Instruction -
Print the data that follows exactly.

[Start Data shown]

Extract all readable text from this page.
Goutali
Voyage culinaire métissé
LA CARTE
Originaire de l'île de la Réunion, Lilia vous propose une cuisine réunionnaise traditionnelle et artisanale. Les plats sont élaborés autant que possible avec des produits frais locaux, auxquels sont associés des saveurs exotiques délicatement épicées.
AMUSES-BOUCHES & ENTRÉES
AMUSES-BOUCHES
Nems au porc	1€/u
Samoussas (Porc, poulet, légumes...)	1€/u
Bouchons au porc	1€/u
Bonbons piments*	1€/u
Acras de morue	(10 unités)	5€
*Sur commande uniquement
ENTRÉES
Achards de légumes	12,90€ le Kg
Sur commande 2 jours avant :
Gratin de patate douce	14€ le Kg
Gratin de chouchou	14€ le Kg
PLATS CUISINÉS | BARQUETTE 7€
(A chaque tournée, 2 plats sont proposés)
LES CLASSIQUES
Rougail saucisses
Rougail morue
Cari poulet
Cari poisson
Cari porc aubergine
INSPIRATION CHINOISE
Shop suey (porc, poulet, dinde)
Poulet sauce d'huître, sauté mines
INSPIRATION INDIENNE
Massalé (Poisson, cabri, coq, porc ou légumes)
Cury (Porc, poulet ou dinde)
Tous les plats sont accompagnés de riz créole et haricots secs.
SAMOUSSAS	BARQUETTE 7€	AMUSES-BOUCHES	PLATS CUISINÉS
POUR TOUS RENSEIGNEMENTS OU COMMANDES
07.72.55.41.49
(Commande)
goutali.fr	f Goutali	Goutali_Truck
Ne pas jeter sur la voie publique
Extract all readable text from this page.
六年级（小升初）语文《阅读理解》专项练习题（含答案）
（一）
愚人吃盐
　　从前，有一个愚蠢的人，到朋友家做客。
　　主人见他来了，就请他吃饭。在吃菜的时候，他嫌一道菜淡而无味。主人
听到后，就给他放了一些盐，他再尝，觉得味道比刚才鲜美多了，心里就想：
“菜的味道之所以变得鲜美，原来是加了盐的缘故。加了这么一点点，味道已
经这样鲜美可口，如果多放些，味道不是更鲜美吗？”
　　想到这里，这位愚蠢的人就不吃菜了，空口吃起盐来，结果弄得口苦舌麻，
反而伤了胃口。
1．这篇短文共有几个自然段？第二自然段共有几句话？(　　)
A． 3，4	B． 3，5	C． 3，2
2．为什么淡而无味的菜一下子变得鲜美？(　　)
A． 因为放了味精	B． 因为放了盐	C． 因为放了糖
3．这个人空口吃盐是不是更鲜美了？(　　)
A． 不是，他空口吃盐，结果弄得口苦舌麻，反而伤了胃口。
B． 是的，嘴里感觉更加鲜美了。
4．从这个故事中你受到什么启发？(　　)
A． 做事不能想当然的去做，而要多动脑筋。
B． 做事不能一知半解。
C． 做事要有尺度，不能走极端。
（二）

[End Data shown]

Answer to this problem -
Extract all readable text from this page.
Goutali
Voyage culinaire métissé
LA CARTE
Originaire de l'île de la Réunion, Lilia vous propose une cuisine réunionnaise traditionnelle et artisanale. Les plats sont élaborés autant que possible avec des produits frais locaux, auxquels sont associés des saveurs exotiques délicatement épicées.
AMUSES-BOUCHES & ENTRÉES
AMUSES-BOUCHES
Nems au porc	1€/u
Samoussas (Porc, poulet, légumes...)	1€/u
Bouchons au porc	1€/u
Bonbons piments*	1€/u
Acras de morue	(10 unités)	5€
*Sur commande uniquement
ENTRÉES
Achards de légumes	12,90€ le Kg
Sur commande 2 jours avant :
Gratin de patate douce	14€ le Kg
Gratin de chouchou	14€ le Kg
PLATS CUISINÉS | BARQUETTE 7€
(A chaque tournée, 2 plats sont proposés)
LES CLASSIQUES
Rougail saucisses
Rougail morue
Cari poulet
Cari poisson
Cari porc aubergine
INSPIRATION CHINOISE
Shop suey (porc, poulet, dinde)
Poulet sauce d'huître, sauté mines
INSPIRATION INDIENNE
Massalé (Poisson, cabri, coq, porc ou légumes)
Cury (Porc, poulet ou dinde)
Tous les plats sont accompagnés de riz créole et haricots secs.
SAMOUSSAS	BARQUETTE 7€	AMUSES-BOUCHES	PLATS CUISINÉS
POUR TOUS RENSEIGNEMENTS OU COMMANDES
07.72.55.41.49
(Commande)
goutali.fr	f Goutali	Goutali_Truck
Ne pas jeter sur la voie publique
Extract all readable text from this page.
六年级（小升初）语文《阅读理解》专项练习题（含答案）
（一）
愚人吃盐
　　从前，有一个愚蠢的人，到朋友家做客。
　　主人见他来了，就请他吃饭。在吃菜的时候，他嫌一道菜淡而无味。主人
听到后，就给他放了一些盐，他再尝，觉得味道比刚才鲜美多了，心里就想：
“菜的味道之所以变得鲜美，原来是加了盐的缘故。加了这么一点点，味道已
经这样鲜美可口，如果多放些，味道不是更鲜美吗？”
　　想到这里，这位愚蠢的人就不吃菜了，空口吃起盐来，结果弄得口苦舌麻，
反而伤了胃口。
1．这篇短文共有几个自然段？第二自然段共有几句话？(　　)
A． 3，4	B． 3，5	C． 3，2
2．为什么淡而无味的菜一下子变得鲜美？(　　)
A． 因为放了味精	B． 因为放了盐	C． 因为放了糖
3．这个人空口吃盐是不是更鲜美了？(　　)
A． 不是，他空口吃盐，结果弄得口苦舌麻，反而伤了胃口。
B． 是的，嘴里感觉更加鲜美了。
4．从这个故事中你受到什么启发？(　　)
A． 做事不能想当然的去做，而要多动脑筋。
B． 做事不能一知半解。
C． 做事要有尺度，不能走极端。
（二）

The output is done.